Entries taken from a collection:
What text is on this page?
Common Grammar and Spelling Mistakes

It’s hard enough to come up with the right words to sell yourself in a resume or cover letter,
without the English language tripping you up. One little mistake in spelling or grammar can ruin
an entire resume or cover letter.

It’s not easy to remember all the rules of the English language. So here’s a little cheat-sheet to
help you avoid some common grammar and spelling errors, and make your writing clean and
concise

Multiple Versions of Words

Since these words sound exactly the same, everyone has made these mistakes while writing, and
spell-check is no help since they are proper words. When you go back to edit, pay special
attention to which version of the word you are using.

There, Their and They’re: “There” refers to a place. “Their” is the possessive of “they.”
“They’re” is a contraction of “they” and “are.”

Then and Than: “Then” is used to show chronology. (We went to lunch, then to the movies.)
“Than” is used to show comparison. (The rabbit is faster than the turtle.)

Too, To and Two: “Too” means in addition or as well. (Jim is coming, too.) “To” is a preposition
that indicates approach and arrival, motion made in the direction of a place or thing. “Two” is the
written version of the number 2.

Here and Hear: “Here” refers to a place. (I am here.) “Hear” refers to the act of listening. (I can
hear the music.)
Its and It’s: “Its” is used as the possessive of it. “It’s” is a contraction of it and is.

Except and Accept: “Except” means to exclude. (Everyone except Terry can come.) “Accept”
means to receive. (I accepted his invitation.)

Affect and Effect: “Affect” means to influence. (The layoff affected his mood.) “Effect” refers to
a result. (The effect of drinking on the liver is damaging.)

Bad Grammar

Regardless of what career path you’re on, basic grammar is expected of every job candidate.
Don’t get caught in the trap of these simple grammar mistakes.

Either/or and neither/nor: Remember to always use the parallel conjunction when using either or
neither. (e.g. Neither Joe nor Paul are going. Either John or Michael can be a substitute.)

* GIVEN INSTRUCTION
Show all lines in the entries above where the string "English" appears.

* RESULT FOR THIS TASK
without the English language tripping you up. One little mistake in spelling or grammar can ruin
It’s not easy to remember all the rules of the English language. So here’s a little cheat-sheet to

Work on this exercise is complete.